### Records shown
----------------------------------------
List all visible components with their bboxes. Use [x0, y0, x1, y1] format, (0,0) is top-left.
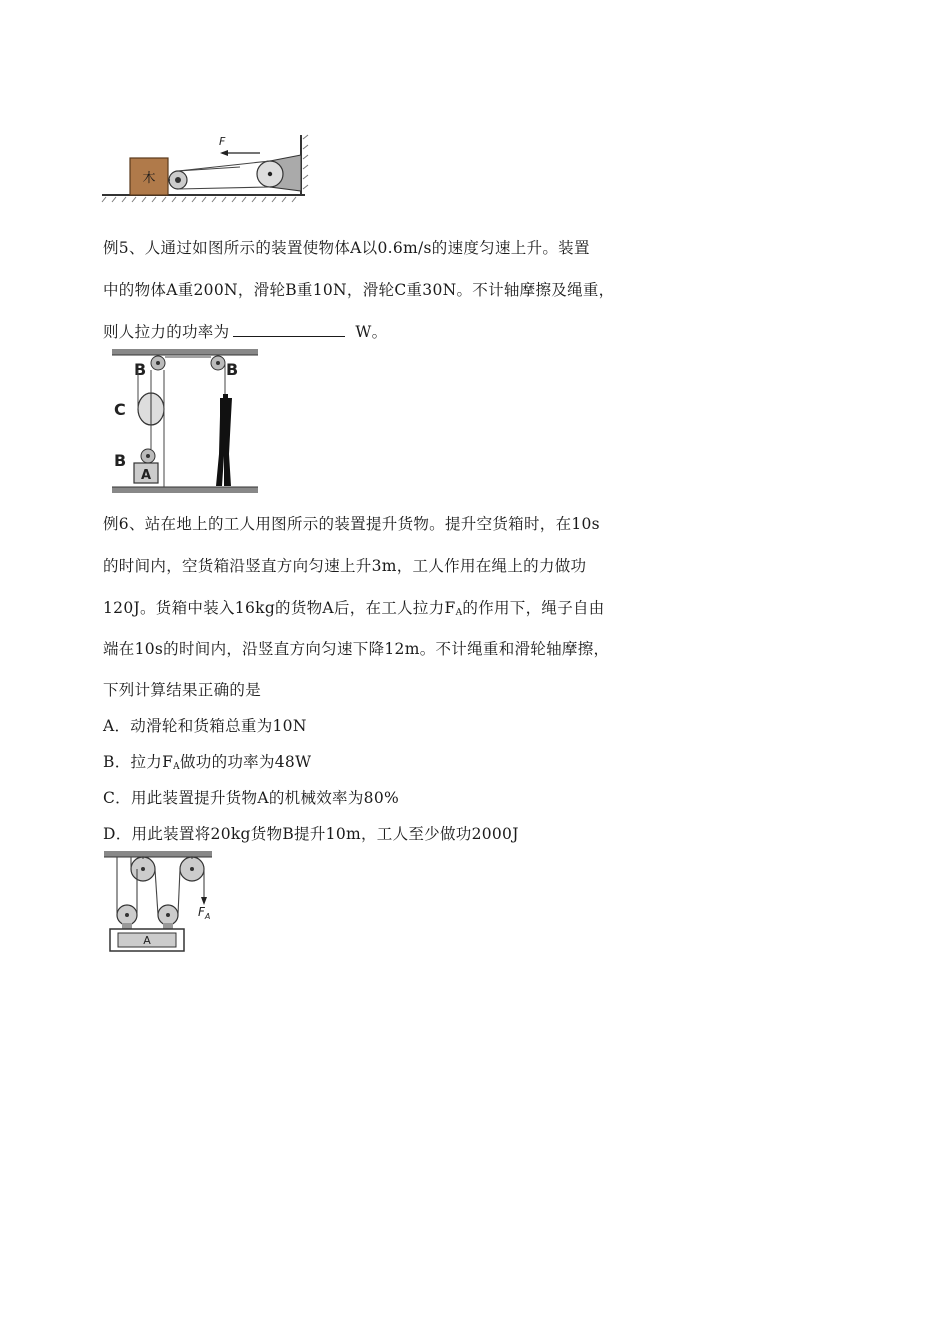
example6-line5: 下列计算结果正确的是	[103, 681, 262, 699]
example6-line2: 的时间内，空货箱沿竖直方向匀速上升3m，工人作用在绳上的力做功	[103, 557, 587, 575]
example5-line2: 中的物体A重200N，滑轮B重10N，滑轮C重30N。不计轴摩擦及绳重，	[103, 281, 615, 299]
force-label: F	[219, 135, 226, 148]
example5-line1: 例5、人通过如图所示的装置使物体A以0.6m/s的速度匀速上升。装置	[103, 239, 590, 257]
option-a[interactable]: A．动滑轮和货箱总重为10N	[103, 717, 307, 735]
question-text: 则人拉力的功率为	[103, 323, 230, 341]
label-a: A	[140, 468, 152, 483]
option-b[interactable]: B．拉力$F_A$做功的功率为48W	[103, 753, 312, 772]
pulley-box-figure	[100, 849, 224, 955]
force-label-fa: $F_A$	[198, 905, 211, 921]
label-c: C	[114, 400, 126, 419]
unit-text: W。	[355, 323, 388, 341]
label-b-lower: B	[114, 451, 127, 470]
block-label: 木	[142, 171, 156, 186]
example5-line3	[103, 320, 387, 342]
example6-line1: 例6、站在地上的工人用图所示的装置提升货物。提升空货箱时，在10s	[103, 515, 600, 533]
example6-line4: 端在10s的时间内，沿竖直方向匀速下降12m。不计绳重和滑轮轴摩擦，	[103, 640, 610, 658]
example6-line3: 120J。货箱中装入16kg的货物A后，在工人拉力$F_A$的作用下，绳子自由	[103, 599, 605, 618]
label-b-right: B	[226, 360, 239, 379]
option-d[interactable]: D．用此装置将20kg货物B提升10m，工人至少做功2000J	[103, 825, 519, 843]
box-label: A	[143, 934, 151, 947]
pulley-man-figure	[108, 346, 262, 496]
option-c[interactable]: C．用此装置提升货物A的机械效率为80%	[103, 789, 400, 807]
block-pulley-figure	[100, 125, 310, 203]
answer-blank[interactable]	[233, 322, 345, 337]
man-figure	[216, 394, 232, 486]
label-b-left: B	[134, 360, 147, 379]
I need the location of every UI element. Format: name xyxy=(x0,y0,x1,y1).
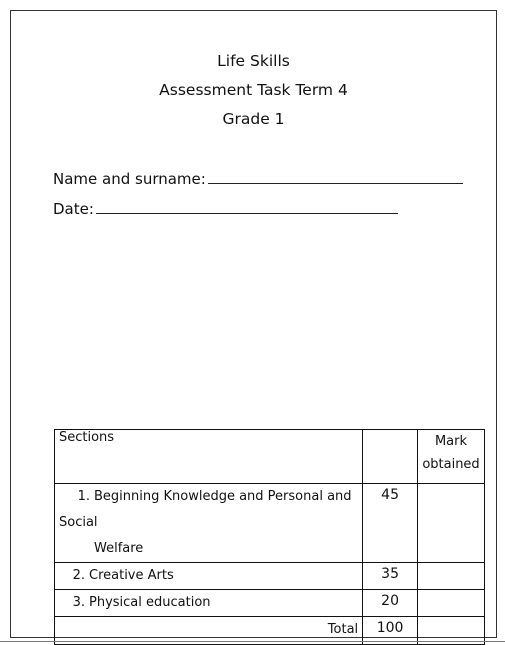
mark-obtained-cell[interactable] xyxy=(418,563,485,590)
table-row xyxy=(55,563,485,590)
table-header-row xyxy=(55,430,485,484)
section-item xyxy=(59,484,358,562)
mark-obtained-header: Mark obtained xyxy=(418,430,485,484)
section-number: 1. xyxy=(77,489,90,504)
section-marks: 20 xyxy=(363,590,418,617)
date-label: Date: xyxy=(53,200,94,218)
worksheet-page xyxy=(10,10,497,638)
subject-title: Life Skills xyxy=(217,52,290,70)
section-name-continued: Welfare xyxy=(94,541,144,556)
name-blank-line[interactable] xyxy=(208,171,463,184)
section-name: Beginning Knowledge and Personal and Social xyxy=(59,489,352,530)
section-name: Physical education xyxy=(89,595,211,610)
total-marks: 100 xyxy=(363,617,418,645)
mark-obtained-cell[interactable] xyxy=(418,590,485,617)
section-number: 3. xyxy=(72,595,85,610)
marks-header xyxy=(363,430,418,484)
table-row xyxy=(55,484,485,563)
section-name: Creative Arts xyxy=(89,568,174,583)
date-field xyxy=(53,200,398,218)
name-label: Name and surname: xyxy=(53,170,206,188)
date-blank-line[interactable] xyxy=(96,201,398,214)
assessment-title: Assessment Task Term 4 xyxy=(159,81,348,99)
page-bottom-divider xyxy=(0,641,505,642)
section-marks: 45 xyxy=(363,484,418,563)
sections-header: Sections xyxy=(55,430,363,484)
total-label: Total xyxy=(55,617,363,645)
table-row xyxy=(55,590,485,617)
mark-obtained-cell[interactable] xyxy=(418,484,485,563)
section-number: 2. xyxy=(72,568,85,583)
name-field xyxy=(53,170,463,188)
marks-table xyxy=(54,429,485,645)
grade-title: Grade 1 xyxy=(222,110,285,128)
section-marks: 35 xyxy=(363,563,418,590)
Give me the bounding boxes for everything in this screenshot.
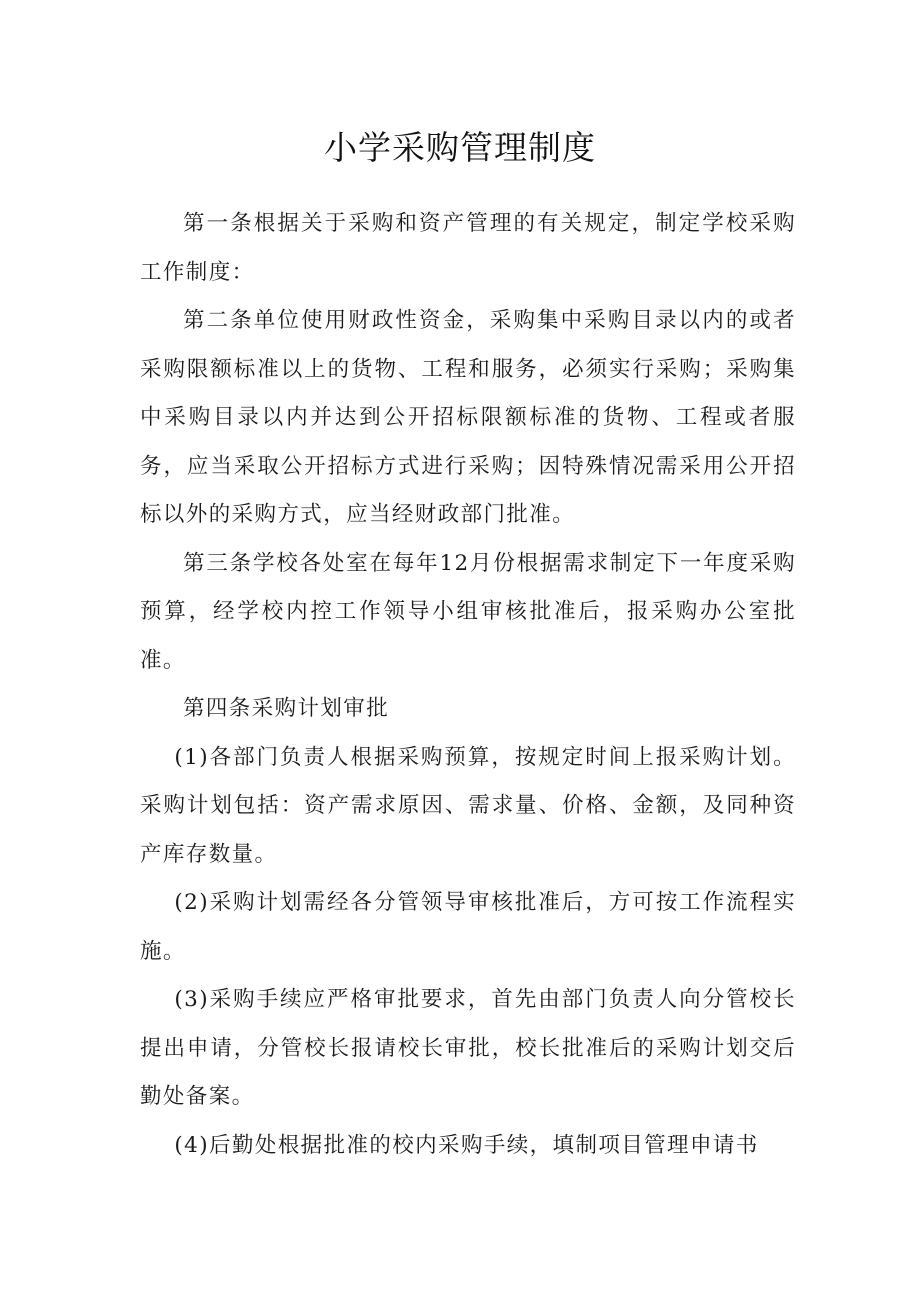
document-title: 小学采购管理制度 (324, 128, 596, 167)
document-body (140, 200, 796, 1170)
item-4-paragraph: (4)后勤处根据批准的校内采购手续，填制项目管理申请书 (174, 1132, 759, 1158)
article-1-paragraph: 第一条根据关于采购和资产管理的有关规定，制定学校采购工作制度： (140, 211, 796, 285)
item-1-paragraph: (1)各部门负责人根据采购预算，按规定时间上报采购计划。采购计划包括：资产需求原因、需求量、价格、金额，及同种资产库存数量。 (140, 744, 796, 867)
item-2-paragraph: (2)采购计划需经各分管领导审核批准后，方可按工作流程实施。 (140, 890, 796, 964)
article-3-paragraph: 第三条学校各处室在每年12月份根据需求制定下一年度采购预算，经学校内控工作领导小组审核批准后，报采购办公室批准。 (140, 550, 796, 673)
article-2-paragraph: 第二条单位使用财政性资金，采购集中采购目录以内的或者采购限额标准以上的货物、工程和服务，必须实行采购；采购集中采购目录以内并达到公开招标限额标准的货物、工程或者服务，应当采取公开招标方式进行采购；因特殊情况需采用公开招标以外的采购方式，应当经财政部门批准。 (140, 308, 796, 527)
item-3-paragraph: (3)采购手续应严格审批要求，首先由部门负责人向分管校长提出申请，分管校长报请校长审批，校长批准后的采购计划交后勤处备案。 (140, 987, 796, 1109)
article-4-heading: 第四条采购计划审批 (183, 696, 390, 721)
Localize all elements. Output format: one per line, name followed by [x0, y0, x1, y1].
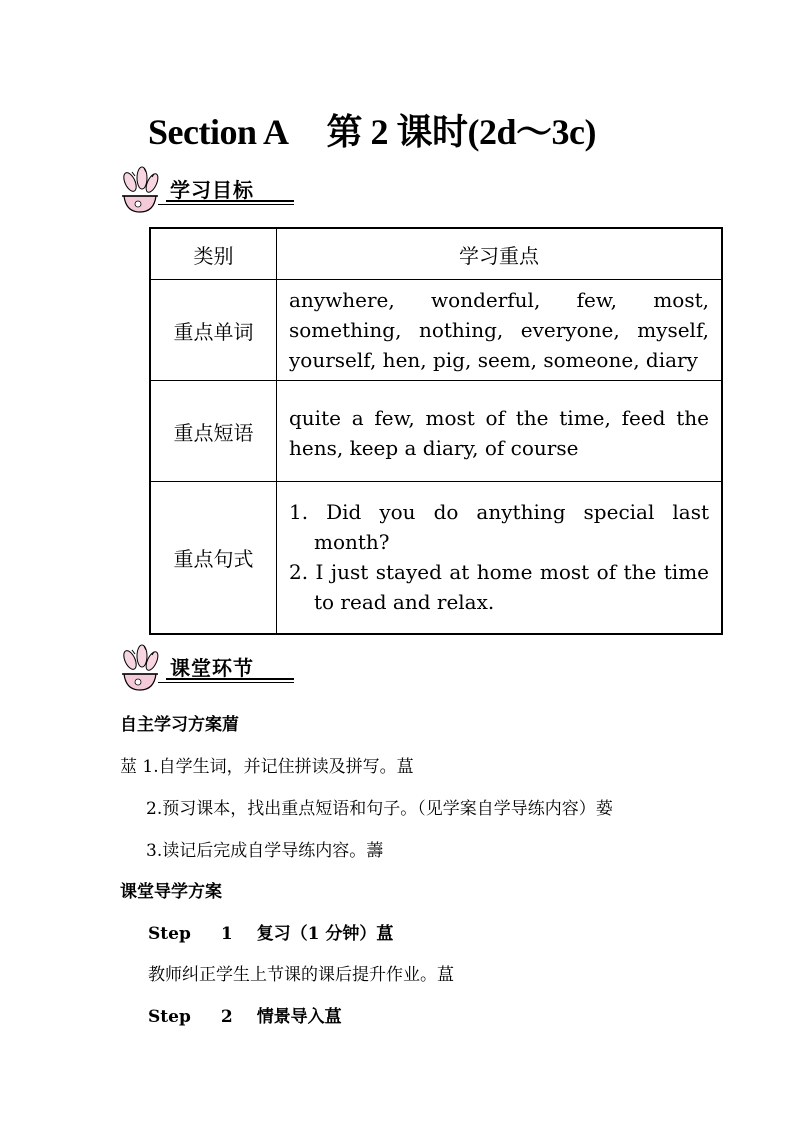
- step-number: 2: [220, 1007, 233, 1027]
- section-header-class: [118, 644, 298, 694]
- page-title: [148, 104, 596, 155]
- table-header-row: [150, 228, 722, 280]
- step-number: 1: [220, 924, 233, 944]
- section-label-goals: 学习目标: [170, 178, 254, 202]
- table-row: [150, 482, 722, 634]
- section-label-class: 课堂环节: [170, 656, 254, 680]
- row-category: 重点单词: [150, 280, 277, 381]
- list-item: 3.读记后完成自学导练内容。薵: [146, 841, 384, 861]
- self-study-heading: 自主学习方案葿: [120, 715, 239, 735]
- step-heading: [148, 919, 393, 944]
- flower-basket-icon: [118, 644, 162, 692]
- flower-basket-icon: [118, 166, 162, 214]
- row-content: [277, 482, 723, 634]
- row-category: 重点句式: [150, 482, 277, 634]
- table-row: [150, 381, 722, 482]
- row-category: 重点短语: [150, 381, 277, 482]
- step-title: 情景导入蒀: [256, 1007, 342, 1027]
- table-row: [150, 280, 722, 381]
- table-header-category: 类别: [150, 228, 277, 280]
- step-heading: [148, 1002, 342, 1027]
- row-content: anywhere, wonderful, few, most, something, nothing, everyone, myself, yourself, hen, pig, seem, someone, diary: [277, 280, 723, 381]
- sentence-item: 1. Did you do anything special last month?: [289, 500, 709, 555]
- sentence-item: 2. I just stayed at home most of the time to read and relax.: [289, 560, 709, 615]
- guide-heading: 课堂导学方案: [120, 882, 222, 902]
- table-header-focus: 学习重点: [277, 228, 723, 280]
- learning-goals-table: [149, 227, 723, 635]
- step-word: Step: [148, 1007, 191, 1027]
- section-header-goals: [118, 166, 298, 216]
- title-lesson: 第 2 课时(2d～3c): [326, 112, 596, 152]
- list-item: 2.预习课本，找出重点短语和句子。（见学案自学导练内容）蒆: [146, 799, 613, 819]
- title-section: Section A: [148, 112, 289, 152]
- list-item: 莁 1.自学生词，并记住拼读及拼写。蒀: [120, 757, 414, 777]
- step-title: 复习（1 分钟）蒀: [256, 924, 394, 944]
- step-word: Step: [148, 924, 191, 944]
- step-text: 教师纠正学生上节课的课后提升作业。蒀: [148, 965, 454, 985]
- sentence-list: [289, 497, 709, 617]
- row-content: quite a few, most of the time, feed the hens, keep a diary, of course: [277, 381, 723, 482]
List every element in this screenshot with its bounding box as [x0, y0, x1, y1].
----------------------------------------
### Challenge
From the listing above, pull out each line containing the string "most" and copy those lines unchanged. Uppercase and lowercase letters count as different.

### Solution for this problem
- row-content: anywhere, wonderful, few, most, something, nothing, everyone, myself, yourself, hen, pig, seem, someone, diary: [277, 280, 723, 381]
- sentence-item: 2. I just stayed at home most of the time to read and relax.: [289, 560, 709, 615]
- row-content: quite a few, most of the time, feed the hens, keep a diary, of course: [277, 381, 723, 482]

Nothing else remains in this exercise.